Go through the entries and say how many lines contain the string "this". The number is the whole answer.

***** ENTRIES SUPPLIED *****

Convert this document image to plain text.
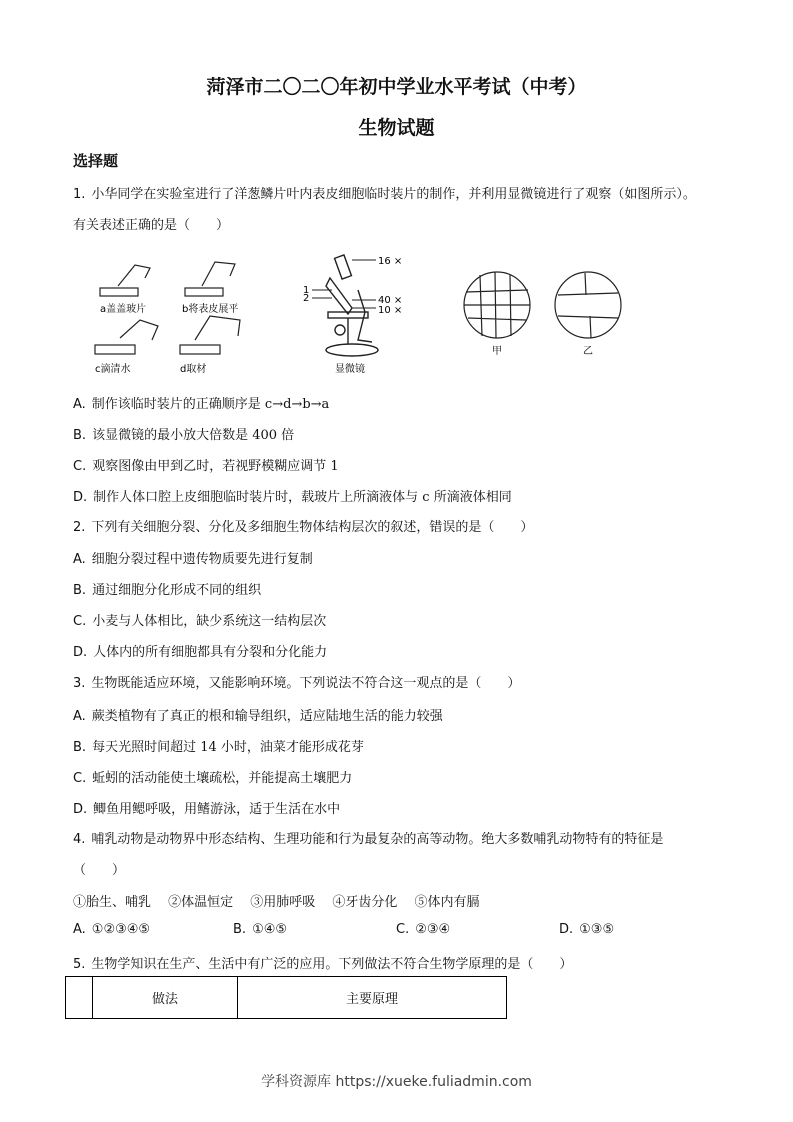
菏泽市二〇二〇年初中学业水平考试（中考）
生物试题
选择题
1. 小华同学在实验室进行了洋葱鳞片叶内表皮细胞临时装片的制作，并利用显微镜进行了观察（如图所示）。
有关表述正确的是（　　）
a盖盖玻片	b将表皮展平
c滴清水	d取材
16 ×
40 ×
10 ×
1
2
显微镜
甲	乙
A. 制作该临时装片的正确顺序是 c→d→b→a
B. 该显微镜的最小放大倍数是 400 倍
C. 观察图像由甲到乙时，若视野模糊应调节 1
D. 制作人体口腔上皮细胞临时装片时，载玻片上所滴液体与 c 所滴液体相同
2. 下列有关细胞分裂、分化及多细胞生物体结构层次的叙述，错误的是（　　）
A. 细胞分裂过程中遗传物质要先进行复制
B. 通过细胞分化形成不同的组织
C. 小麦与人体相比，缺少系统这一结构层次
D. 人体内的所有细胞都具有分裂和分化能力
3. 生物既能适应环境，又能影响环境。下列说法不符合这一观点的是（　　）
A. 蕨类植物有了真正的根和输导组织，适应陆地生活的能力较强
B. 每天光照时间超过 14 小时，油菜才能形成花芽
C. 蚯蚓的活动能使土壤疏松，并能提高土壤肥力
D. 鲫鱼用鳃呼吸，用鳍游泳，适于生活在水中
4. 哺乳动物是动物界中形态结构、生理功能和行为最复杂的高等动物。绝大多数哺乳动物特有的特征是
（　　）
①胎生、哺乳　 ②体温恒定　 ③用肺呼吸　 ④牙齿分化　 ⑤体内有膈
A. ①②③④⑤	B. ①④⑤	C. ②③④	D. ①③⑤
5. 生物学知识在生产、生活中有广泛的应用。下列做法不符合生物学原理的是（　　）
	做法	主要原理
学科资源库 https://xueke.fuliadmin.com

*****
***** ENTRIES SUPPLIED *****

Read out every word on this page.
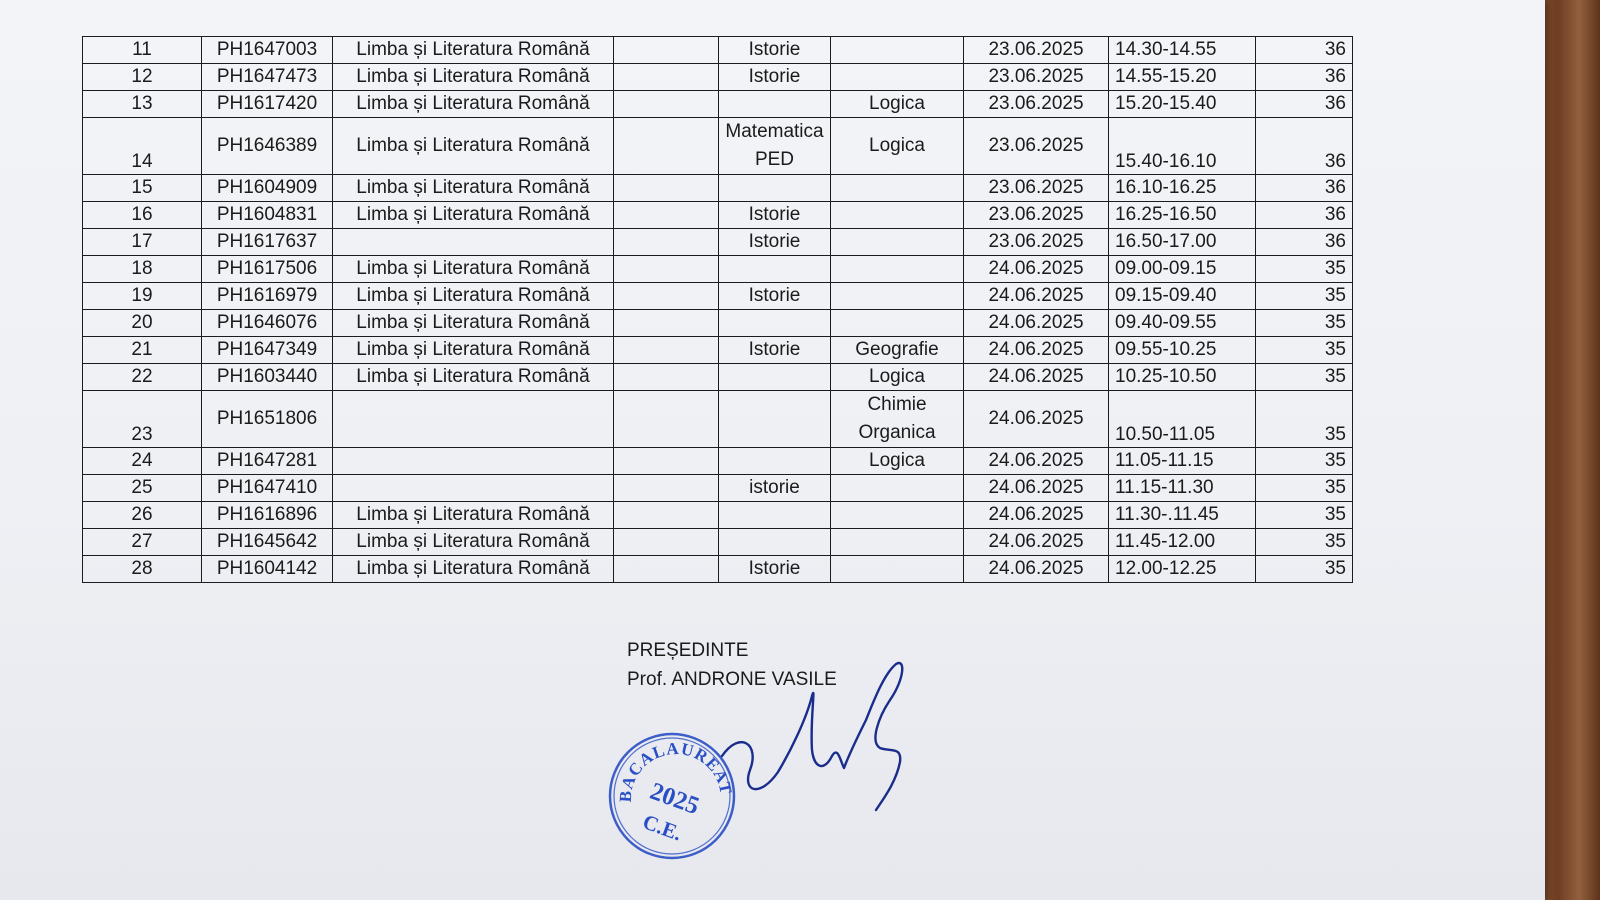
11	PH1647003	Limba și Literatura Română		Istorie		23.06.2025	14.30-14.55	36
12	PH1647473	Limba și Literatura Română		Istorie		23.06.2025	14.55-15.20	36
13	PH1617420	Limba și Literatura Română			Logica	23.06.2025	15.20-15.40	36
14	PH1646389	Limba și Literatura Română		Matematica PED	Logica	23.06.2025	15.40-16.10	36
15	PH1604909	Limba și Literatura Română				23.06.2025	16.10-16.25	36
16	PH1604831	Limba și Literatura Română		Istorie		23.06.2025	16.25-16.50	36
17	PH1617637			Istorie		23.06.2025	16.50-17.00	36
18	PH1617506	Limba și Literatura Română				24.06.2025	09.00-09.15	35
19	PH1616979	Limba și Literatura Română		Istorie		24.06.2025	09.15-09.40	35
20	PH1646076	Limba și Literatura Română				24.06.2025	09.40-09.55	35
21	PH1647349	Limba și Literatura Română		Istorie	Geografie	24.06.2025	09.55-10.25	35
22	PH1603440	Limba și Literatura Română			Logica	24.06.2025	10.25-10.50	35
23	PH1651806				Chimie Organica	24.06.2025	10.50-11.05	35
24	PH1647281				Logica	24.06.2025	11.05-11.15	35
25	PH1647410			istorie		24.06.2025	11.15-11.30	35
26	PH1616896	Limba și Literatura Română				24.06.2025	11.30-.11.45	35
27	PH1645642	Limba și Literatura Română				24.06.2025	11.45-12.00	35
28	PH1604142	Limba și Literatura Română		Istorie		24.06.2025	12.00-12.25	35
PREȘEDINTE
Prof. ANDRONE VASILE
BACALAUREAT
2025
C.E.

*****
***** ENTRIES SUPPLIED *****

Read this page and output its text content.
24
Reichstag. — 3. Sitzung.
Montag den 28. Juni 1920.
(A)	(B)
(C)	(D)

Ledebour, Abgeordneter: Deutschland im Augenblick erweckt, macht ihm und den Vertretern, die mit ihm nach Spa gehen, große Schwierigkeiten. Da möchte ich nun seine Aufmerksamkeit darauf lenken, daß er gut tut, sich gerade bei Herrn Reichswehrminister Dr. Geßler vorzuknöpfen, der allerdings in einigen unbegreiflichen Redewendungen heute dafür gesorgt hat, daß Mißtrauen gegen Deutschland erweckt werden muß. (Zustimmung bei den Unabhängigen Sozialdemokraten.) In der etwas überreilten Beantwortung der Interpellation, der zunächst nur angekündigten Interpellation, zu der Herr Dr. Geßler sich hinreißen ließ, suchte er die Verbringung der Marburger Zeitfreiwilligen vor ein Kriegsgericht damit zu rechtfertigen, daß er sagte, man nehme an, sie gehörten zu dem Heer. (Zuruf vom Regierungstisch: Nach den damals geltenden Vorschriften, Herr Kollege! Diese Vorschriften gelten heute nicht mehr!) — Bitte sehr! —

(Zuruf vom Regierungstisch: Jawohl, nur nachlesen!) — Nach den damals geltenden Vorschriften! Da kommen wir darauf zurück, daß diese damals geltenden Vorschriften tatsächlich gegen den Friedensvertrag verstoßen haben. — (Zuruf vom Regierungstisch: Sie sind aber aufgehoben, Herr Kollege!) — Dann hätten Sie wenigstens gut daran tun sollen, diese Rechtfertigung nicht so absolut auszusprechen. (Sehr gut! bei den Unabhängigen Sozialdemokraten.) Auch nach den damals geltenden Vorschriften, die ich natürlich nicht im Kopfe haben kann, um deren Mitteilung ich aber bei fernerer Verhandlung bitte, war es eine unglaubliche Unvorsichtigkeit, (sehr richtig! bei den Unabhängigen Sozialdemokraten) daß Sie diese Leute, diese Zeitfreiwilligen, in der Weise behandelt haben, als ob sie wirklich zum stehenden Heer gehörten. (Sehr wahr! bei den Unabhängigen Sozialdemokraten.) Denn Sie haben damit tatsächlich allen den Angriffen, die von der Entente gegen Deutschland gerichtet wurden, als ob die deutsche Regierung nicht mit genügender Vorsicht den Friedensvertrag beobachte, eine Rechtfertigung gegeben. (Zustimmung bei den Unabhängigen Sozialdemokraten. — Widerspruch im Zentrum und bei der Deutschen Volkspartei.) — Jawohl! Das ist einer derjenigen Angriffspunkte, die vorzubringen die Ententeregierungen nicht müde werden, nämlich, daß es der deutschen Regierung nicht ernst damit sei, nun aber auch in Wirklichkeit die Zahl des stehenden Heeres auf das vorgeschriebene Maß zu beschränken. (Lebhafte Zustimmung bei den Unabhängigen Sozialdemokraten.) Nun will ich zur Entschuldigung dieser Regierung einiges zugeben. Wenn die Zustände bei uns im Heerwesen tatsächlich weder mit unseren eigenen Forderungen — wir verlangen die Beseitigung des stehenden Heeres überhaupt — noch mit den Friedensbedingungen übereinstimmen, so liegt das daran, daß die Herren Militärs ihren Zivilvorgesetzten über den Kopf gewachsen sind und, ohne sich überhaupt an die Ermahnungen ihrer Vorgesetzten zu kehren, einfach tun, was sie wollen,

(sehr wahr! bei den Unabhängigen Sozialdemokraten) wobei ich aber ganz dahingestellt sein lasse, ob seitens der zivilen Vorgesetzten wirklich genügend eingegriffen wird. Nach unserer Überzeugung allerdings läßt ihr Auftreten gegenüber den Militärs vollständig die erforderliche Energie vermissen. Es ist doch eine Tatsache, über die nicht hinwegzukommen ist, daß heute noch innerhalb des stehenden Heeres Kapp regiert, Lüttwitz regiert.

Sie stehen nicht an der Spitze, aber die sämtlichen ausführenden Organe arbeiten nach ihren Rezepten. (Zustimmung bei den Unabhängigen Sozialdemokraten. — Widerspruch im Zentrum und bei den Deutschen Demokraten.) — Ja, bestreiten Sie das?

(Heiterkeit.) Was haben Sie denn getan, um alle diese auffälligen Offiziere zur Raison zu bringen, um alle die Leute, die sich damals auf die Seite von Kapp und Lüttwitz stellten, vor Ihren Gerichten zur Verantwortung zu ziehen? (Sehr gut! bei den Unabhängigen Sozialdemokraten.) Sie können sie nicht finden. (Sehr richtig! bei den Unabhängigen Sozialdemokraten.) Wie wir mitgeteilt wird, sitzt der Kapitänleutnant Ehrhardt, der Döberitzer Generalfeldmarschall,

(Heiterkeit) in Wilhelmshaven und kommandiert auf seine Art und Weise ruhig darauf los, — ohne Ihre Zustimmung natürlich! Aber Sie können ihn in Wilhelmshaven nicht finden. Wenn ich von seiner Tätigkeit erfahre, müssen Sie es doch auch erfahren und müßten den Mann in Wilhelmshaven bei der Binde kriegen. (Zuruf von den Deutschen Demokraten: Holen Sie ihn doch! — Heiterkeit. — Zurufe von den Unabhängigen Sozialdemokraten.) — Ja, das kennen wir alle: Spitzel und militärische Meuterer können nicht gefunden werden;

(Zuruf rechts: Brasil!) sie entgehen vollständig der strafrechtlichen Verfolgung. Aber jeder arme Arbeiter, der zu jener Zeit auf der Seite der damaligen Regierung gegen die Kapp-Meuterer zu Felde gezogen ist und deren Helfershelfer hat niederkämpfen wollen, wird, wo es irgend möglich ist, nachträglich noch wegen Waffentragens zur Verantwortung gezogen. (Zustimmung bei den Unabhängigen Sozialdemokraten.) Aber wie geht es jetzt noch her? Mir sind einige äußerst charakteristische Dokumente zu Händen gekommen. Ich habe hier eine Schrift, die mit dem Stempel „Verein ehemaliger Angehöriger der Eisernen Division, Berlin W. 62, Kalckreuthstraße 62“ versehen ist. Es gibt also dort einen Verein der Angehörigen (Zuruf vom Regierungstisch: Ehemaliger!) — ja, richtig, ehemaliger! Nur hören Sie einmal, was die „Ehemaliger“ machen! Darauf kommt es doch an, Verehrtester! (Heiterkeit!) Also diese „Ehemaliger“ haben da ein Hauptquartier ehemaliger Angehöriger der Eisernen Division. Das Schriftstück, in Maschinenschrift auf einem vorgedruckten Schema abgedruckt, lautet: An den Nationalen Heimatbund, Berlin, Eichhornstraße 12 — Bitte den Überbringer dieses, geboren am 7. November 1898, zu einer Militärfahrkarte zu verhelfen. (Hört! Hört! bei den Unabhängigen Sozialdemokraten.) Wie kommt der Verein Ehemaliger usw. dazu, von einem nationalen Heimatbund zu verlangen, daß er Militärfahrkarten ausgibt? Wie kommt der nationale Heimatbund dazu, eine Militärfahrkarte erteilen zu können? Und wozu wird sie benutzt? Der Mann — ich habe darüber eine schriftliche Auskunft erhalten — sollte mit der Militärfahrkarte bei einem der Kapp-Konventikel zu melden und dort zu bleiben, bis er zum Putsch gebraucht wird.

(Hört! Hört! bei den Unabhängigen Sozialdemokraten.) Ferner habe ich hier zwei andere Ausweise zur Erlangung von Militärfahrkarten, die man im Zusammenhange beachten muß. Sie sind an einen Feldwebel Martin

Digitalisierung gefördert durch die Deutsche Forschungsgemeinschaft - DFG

*****

§ FINISHED ANSWER
3